Task to carry out.
Find the lines below that contain the string "JSON". Copy each one.

** START Records shown **

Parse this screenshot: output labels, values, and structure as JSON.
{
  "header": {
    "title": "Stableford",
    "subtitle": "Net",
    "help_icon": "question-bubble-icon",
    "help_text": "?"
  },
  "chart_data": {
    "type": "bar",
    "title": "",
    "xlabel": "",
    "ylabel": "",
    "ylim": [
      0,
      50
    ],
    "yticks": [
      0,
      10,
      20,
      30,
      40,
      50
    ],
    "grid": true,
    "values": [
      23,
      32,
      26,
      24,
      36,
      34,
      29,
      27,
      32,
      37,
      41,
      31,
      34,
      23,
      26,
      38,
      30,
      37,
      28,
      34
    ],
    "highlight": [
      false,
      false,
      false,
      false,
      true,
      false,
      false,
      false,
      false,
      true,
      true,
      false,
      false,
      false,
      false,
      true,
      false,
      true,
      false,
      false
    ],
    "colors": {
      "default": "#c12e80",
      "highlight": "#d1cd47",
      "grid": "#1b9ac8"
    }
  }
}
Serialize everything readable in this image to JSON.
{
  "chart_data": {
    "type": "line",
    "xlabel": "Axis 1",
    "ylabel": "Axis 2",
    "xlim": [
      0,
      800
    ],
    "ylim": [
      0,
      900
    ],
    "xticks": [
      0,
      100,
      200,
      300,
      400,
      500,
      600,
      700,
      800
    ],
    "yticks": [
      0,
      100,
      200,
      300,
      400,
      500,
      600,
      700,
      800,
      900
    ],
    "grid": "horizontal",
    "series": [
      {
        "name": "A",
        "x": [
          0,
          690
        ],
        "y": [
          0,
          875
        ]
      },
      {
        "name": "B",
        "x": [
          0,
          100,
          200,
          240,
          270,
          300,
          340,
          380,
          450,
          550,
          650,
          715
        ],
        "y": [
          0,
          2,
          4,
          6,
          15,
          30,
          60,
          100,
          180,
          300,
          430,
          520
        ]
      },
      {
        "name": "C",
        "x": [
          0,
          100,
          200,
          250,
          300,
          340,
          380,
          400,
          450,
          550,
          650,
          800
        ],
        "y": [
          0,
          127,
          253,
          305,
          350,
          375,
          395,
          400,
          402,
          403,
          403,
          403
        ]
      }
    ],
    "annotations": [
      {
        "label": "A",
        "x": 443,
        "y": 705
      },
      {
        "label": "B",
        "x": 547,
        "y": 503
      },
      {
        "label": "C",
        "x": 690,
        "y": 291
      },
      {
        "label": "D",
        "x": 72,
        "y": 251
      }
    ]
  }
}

** END Records shown **

Exercise output.
Parse this screenshot: output labels, values, and structure as JSON.
Serialize everything readable in this image to JSON.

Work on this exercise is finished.